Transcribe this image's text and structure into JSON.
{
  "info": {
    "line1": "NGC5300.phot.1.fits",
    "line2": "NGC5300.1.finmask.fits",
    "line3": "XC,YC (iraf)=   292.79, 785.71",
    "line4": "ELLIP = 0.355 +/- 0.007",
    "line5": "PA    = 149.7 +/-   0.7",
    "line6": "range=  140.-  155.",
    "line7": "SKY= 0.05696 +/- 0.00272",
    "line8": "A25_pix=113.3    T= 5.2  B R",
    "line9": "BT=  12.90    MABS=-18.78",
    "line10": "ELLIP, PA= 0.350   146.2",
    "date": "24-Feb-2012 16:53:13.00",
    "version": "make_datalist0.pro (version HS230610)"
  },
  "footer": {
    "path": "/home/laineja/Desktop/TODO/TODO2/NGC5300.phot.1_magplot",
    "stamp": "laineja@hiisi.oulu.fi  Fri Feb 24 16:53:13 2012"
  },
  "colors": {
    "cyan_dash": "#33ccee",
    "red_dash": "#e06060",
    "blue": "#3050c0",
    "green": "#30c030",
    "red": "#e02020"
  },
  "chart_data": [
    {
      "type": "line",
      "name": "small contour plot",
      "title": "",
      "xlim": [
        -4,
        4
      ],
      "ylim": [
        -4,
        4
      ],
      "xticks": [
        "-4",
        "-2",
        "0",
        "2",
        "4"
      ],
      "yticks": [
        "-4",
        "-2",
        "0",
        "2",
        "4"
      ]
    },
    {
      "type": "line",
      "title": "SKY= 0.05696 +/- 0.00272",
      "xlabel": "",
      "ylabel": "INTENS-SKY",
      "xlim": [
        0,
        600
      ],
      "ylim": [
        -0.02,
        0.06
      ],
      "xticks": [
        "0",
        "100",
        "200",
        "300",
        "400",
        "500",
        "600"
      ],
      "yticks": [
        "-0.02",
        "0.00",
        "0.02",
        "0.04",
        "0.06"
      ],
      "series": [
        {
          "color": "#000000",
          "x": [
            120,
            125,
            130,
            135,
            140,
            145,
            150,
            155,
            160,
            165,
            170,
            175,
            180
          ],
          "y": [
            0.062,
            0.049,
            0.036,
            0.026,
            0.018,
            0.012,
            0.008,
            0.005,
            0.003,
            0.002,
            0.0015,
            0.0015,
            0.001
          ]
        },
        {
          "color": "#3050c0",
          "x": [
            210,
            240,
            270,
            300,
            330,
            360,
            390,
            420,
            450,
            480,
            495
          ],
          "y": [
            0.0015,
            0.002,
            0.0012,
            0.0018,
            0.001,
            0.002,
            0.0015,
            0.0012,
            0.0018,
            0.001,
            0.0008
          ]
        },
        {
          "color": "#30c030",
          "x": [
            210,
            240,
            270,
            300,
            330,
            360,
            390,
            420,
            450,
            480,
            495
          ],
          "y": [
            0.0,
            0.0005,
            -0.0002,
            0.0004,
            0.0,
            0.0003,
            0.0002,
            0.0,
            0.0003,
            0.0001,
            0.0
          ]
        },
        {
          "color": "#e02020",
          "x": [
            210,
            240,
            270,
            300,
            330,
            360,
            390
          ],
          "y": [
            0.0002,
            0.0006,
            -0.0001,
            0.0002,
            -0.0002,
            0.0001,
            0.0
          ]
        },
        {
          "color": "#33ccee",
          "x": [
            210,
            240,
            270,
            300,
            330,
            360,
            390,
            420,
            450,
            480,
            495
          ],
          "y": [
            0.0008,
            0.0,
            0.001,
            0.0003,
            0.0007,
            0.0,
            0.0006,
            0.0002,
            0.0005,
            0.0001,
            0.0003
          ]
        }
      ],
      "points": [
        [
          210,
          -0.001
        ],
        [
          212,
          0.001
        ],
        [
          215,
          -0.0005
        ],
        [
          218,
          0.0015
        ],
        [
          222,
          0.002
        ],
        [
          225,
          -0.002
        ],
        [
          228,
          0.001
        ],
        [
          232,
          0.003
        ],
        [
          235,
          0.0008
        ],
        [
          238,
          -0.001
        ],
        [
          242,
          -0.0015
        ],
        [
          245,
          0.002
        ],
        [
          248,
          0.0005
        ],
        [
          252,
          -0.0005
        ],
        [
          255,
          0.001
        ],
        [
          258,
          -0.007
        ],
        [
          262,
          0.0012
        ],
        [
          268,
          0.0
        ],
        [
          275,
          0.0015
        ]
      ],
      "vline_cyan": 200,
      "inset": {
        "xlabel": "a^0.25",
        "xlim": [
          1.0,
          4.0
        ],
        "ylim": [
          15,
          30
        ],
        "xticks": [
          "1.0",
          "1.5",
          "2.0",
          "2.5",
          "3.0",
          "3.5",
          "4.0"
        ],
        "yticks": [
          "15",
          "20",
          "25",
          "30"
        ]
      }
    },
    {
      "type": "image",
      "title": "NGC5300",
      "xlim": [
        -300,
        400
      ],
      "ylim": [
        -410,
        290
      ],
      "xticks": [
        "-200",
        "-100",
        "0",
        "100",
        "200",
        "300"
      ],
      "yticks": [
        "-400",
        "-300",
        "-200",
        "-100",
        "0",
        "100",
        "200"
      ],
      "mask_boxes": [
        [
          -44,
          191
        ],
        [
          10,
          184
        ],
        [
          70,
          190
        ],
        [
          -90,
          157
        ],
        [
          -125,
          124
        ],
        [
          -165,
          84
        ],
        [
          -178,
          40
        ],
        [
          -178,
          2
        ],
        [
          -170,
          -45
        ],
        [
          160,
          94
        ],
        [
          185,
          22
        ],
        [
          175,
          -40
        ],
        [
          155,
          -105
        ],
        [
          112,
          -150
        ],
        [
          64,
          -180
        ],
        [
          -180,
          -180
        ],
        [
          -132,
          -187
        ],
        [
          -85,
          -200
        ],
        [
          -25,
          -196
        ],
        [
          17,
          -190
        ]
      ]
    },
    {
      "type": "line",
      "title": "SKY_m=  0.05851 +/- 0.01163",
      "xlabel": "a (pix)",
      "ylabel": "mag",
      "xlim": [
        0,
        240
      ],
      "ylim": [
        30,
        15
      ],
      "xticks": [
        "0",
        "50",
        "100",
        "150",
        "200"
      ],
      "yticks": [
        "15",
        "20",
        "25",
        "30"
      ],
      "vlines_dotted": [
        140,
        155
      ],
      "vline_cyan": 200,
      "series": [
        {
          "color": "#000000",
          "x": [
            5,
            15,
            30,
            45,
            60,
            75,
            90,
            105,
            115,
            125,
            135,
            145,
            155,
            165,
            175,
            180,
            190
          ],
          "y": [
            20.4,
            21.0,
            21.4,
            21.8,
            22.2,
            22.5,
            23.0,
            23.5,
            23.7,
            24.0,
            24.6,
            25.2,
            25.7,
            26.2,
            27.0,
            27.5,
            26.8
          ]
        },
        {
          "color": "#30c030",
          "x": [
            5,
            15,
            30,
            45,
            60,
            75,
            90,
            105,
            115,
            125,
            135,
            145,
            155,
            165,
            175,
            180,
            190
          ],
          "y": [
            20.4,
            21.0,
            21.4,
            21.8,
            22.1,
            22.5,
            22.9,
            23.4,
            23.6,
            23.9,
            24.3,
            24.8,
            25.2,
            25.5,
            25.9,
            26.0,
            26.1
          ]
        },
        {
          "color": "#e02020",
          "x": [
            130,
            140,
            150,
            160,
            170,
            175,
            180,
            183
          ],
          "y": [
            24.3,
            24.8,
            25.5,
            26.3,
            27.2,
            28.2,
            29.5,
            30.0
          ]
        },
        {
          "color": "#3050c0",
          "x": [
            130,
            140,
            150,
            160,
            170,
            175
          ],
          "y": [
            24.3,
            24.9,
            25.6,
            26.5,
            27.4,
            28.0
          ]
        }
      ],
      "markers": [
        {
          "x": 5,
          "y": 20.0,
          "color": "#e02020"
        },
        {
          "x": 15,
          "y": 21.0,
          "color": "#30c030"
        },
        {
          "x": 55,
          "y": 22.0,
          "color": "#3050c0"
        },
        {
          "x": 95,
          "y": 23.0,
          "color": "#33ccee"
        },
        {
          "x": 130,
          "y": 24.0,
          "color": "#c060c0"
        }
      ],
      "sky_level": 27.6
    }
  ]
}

------------------------------

| WHAT THE EXERCISE ASKS |
Select and copy each line from the data that includes the word "image".

| RESULT FOR THIS EXERCISE |
Transcribe this image's text and structure into JSON.
      "type": "image",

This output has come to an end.